* **Task directions**
Among the lines below, count those with "tempura". Give the total alone.

* **Supplied material**
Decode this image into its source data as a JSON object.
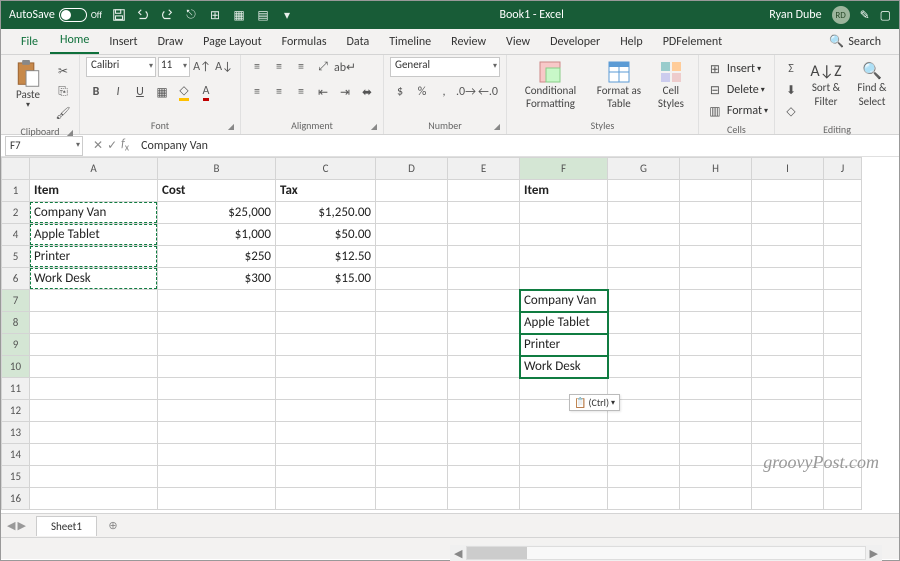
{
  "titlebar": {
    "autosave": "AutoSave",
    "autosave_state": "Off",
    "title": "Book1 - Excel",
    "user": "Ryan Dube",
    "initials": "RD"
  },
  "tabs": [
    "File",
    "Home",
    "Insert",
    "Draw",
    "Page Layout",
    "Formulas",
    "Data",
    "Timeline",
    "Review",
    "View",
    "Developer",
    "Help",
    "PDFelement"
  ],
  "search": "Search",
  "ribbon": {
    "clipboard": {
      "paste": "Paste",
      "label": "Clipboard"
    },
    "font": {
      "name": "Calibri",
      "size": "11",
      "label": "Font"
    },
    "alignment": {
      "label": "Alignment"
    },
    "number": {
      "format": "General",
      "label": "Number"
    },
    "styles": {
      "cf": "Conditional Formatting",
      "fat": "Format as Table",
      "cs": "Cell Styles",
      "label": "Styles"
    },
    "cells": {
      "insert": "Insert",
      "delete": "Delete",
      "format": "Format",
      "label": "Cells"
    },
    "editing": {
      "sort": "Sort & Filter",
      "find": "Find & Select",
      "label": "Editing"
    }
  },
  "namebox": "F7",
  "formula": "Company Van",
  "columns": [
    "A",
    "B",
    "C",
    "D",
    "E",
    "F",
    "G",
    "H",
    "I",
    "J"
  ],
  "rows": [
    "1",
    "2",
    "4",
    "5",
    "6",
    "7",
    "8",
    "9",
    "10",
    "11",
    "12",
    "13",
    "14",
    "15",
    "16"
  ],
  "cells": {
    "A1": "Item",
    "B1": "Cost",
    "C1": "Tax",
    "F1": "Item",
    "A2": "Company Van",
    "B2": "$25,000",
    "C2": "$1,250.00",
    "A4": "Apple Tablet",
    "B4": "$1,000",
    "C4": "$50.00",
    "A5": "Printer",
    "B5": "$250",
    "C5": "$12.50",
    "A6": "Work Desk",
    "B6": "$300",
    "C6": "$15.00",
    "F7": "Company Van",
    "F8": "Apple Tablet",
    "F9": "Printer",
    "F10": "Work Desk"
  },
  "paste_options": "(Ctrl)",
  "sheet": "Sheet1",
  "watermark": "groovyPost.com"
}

==

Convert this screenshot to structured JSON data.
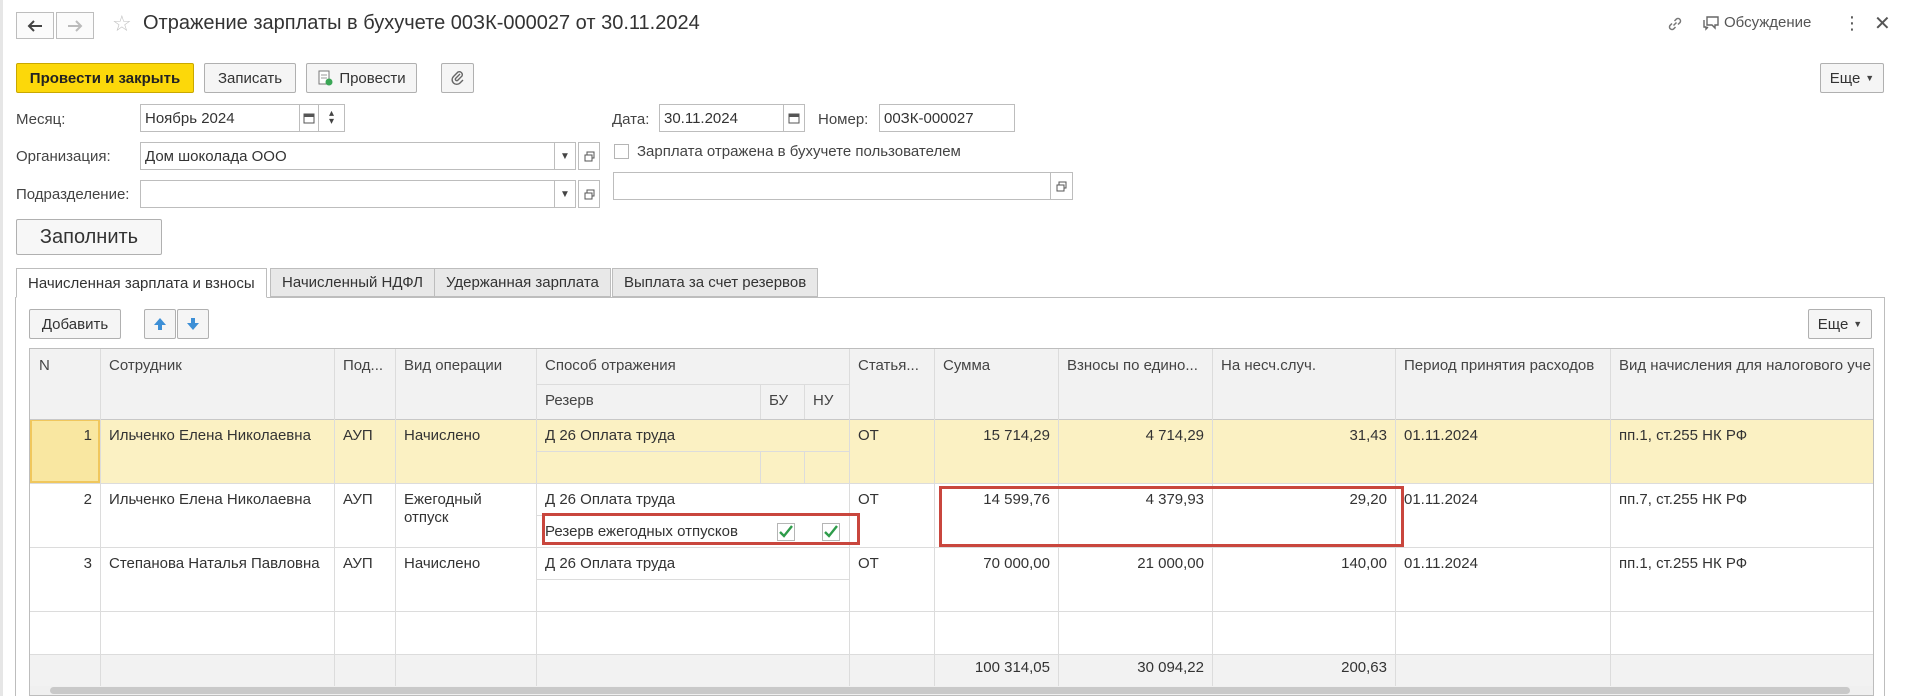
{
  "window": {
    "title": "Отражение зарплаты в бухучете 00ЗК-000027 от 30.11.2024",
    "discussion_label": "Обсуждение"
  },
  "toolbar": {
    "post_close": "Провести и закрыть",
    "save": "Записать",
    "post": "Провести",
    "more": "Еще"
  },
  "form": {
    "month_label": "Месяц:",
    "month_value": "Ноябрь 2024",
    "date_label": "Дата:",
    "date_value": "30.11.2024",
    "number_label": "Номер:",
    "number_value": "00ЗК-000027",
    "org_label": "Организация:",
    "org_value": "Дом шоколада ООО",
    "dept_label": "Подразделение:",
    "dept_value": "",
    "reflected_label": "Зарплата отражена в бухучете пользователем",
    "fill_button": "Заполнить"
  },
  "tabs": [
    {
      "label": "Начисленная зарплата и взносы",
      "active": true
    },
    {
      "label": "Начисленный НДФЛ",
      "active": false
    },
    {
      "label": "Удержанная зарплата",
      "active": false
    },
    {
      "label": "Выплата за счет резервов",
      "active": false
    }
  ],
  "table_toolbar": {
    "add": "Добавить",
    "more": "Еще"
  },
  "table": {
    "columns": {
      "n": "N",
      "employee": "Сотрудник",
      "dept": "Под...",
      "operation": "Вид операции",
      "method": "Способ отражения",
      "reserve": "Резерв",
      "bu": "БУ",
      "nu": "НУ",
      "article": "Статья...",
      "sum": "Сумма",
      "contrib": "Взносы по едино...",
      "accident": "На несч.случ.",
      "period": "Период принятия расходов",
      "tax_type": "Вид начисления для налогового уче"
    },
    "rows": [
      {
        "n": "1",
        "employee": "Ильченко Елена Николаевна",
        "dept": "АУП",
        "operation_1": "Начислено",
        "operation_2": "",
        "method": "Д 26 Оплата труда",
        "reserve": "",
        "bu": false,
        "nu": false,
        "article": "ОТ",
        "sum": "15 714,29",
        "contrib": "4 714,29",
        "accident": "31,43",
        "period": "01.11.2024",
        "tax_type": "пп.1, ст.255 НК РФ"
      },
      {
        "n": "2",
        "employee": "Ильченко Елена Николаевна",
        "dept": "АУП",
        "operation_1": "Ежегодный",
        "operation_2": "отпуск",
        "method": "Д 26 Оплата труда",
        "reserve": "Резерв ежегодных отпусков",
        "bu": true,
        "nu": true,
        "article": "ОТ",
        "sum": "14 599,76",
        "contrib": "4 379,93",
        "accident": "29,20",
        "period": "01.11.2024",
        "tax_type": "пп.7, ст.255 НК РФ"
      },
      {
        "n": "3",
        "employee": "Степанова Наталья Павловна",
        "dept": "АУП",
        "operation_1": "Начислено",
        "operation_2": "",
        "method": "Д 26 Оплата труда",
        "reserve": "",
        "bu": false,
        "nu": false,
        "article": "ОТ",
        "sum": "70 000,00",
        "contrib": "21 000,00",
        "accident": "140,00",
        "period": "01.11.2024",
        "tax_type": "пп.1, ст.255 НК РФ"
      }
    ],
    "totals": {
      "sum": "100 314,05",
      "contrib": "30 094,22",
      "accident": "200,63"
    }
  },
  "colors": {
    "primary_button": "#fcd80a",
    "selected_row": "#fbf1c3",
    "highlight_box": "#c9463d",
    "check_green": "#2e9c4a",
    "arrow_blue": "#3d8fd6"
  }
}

==

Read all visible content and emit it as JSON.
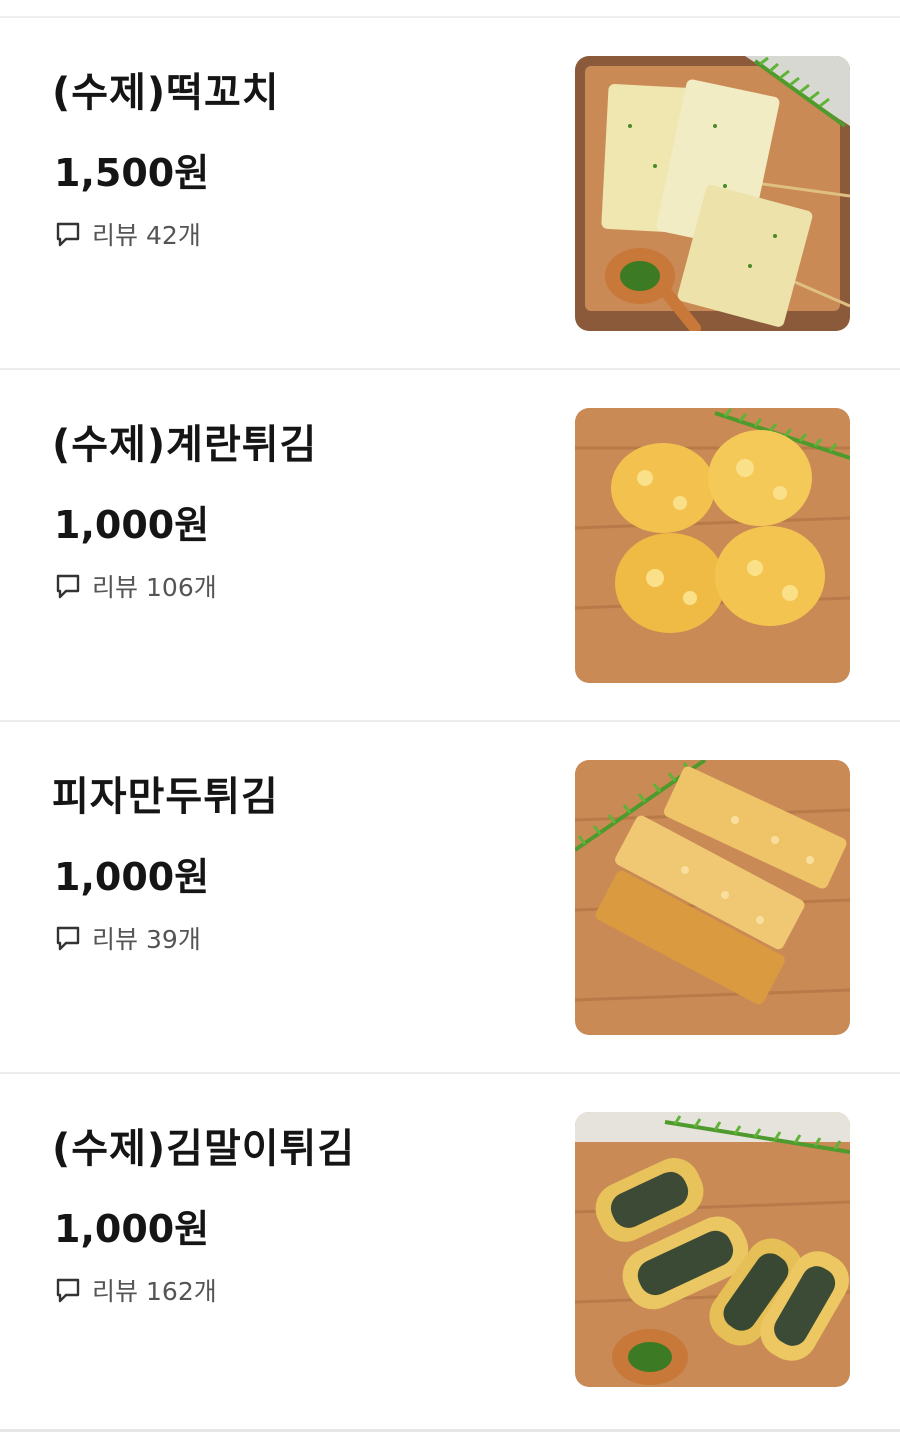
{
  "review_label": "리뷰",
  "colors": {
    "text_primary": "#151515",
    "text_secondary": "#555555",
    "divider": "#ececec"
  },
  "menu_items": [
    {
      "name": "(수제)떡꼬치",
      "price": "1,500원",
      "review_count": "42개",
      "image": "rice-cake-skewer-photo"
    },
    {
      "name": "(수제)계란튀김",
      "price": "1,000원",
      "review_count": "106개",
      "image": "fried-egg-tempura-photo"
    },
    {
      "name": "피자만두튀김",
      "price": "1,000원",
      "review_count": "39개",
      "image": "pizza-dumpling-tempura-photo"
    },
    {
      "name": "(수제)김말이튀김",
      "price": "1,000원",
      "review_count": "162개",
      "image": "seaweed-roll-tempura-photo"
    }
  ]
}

* **Reply**
3